■ **What is needed**:
Pull out every line of the listing below where "indicator" appears.

[Begin Recorded data]

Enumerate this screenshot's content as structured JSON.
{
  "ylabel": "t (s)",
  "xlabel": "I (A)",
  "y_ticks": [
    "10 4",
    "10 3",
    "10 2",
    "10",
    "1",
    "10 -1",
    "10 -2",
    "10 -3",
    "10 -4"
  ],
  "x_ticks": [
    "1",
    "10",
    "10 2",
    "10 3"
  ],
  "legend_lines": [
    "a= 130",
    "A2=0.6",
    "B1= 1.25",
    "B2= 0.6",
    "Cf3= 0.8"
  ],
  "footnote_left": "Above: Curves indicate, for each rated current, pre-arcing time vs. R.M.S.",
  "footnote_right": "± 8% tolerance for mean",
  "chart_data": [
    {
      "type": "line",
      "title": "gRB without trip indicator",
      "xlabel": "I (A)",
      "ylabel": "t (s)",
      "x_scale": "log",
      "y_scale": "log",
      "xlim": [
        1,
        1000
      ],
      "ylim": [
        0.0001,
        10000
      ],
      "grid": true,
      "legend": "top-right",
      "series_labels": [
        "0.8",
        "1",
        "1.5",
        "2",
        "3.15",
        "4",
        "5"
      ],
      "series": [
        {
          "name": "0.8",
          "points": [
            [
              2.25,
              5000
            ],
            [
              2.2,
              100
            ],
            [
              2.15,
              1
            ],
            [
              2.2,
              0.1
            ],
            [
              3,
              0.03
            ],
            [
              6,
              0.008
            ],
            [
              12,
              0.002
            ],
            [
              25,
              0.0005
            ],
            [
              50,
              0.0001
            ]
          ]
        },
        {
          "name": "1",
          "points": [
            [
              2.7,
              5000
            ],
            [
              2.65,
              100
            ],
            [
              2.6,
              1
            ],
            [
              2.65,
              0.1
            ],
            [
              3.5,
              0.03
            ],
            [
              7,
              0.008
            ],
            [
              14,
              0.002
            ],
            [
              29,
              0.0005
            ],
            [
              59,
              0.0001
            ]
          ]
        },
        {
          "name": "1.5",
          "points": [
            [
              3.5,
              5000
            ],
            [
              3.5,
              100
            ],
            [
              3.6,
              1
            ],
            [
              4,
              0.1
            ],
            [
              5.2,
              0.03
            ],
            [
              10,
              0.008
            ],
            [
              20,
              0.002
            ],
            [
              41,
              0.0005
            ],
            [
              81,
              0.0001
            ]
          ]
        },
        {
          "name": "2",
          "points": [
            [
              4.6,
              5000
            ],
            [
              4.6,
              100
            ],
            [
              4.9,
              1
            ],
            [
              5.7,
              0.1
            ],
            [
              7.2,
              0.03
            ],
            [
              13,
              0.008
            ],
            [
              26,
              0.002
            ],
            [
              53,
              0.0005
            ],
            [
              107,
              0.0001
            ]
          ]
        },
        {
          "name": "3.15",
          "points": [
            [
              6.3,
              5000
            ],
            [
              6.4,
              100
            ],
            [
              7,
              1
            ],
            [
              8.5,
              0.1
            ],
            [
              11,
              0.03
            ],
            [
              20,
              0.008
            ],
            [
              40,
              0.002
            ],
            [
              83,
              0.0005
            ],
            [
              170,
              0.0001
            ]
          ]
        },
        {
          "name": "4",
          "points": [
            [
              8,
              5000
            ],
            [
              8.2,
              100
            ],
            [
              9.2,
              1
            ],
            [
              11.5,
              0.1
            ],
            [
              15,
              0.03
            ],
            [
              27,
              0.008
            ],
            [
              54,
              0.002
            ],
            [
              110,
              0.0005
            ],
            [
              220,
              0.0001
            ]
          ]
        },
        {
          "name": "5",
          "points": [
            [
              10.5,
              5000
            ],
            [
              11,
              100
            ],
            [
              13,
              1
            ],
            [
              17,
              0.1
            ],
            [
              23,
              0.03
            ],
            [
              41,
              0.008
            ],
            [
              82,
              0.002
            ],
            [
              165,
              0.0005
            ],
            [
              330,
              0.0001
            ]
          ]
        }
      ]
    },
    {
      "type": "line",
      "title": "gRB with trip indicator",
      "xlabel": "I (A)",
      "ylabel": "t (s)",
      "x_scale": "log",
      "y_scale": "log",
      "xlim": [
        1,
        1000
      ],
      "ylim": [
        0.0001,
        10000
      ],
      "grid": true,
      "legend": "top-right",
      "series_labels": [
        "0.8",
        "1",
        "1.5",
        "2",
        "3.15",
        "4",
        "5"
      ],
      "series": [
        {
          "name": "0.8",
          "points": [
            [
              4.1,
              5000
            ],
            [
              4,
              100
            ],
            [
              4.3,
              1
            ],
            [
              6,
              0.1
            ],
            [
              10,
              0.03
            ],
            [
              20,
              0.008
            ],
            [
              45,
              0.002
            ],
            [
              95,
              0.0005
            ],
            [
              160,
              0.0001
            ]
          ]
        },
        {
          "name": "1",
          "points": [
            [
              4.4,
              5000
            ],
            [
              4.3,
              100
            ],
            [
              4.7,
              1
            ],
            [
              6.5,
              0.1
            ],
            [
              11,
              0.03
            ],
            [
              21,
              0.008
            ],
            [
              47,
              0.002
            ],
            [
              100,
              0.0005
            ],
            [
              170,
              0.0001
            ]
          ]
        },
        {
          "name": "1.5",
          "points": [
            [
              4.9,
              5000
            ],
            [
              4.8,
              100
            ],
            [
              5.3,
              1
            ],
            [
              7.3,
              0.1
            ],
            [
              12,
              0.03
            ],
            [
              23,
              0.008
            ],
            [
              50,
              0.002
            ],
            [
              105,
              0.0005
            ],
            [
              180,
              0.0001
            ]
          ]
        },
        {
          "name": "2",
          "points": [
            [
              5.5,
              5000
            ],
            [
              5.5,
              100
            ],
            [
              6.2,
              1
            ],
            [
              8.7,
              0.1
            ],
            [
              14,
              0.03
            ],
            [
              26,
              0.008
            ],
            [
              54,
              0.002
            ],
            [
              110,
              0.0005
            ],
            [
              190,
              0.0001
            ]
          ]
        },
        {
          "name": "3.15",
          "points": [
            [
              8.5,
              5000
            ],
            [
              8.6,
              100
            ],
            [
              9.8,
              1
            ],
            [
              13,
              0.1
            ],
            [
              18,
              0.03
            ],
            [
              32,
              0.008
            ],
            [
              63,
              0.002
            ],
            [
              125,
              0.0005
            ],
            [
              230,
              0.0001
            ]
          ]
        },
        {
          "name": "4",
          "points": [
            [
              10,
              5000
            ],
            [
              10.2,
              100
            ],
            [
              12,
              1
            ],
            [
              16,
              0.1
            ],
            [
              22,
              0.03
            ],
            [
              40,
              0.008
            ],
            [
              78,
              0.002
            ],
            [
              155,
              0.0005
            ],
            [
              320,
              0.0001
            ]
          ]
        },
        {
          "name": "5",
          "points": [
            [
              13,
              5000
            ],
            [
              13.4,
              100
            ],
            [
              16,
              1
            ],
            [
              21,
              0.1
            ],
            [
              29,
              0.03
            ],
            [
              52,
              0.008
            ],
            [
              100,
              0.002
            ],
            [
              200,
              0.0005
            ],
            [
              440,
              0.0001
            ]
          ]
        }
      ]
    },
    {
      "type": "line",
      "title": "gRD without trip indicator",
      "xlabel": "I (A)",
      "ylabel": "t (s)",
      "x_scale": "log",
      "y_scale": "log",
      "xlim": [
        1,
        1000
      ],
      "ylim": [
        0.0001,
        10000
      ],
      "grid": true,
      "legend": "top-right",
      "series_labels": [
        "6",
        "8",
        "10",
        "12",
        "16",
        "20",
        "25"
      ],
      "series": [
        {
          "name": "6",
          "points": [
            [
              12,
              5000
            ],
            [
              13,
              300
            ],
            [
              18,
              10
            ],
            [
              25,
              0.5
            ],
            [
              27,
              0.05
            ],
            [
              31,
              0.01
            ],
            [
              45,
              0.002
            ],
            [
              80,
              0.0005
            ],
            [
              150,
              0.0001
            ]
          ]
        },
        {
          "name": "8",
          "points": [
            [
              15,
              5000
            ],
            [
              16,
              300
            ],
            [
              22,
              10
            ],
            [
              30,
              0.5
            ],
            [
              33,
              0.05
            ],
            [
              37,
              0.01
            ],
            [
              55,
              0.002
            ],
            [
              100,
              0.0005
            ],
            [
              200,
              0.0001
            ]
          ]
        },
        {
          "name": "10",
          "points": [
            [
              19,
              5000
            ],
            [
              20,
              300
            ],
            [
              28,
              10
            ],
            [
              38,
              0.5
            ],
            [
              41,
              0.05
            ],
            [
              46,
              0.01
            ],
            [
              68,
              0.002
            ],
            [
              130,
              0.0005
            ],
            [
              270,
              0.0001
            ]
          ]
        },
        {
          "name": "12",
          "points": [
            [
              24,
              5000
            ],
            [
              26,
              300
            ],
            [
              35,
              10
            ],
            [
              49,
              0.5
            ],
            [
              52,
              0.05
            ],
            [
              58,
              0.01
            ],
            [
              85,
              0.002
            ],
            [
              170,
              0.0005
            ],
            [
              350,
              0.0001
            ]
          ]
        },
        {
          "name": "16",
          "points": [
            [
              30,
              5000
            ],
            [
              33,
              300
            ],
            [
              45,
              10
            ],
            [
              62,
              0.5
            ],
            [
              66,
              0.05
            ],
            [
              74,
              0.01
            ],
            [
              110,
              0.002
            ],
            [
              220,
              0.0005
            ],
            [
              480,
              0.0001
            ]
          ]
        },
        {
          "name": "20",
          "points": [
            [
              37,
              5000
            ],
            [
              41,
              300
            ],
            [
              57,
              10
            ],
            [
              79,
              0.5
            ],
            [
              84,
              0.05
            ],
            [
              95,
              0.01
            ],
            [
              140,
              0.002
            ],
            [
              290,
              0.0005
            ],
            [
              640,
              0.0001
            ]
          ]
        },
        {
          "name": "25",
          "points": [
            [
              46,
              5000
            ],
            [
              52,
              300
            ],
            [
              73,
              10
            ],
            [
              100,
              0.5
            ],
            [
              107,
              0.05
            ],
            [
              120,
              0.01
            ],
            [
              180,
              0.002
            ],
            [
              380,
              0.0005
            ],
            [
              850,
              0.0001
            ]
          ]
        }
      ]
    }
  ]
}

[End Recorded data]

■ **Complete output**:
      "title": "gRB without trip indicator",
      "title": "gRB with trip indicator",
      "title": "gRD without trip indicator",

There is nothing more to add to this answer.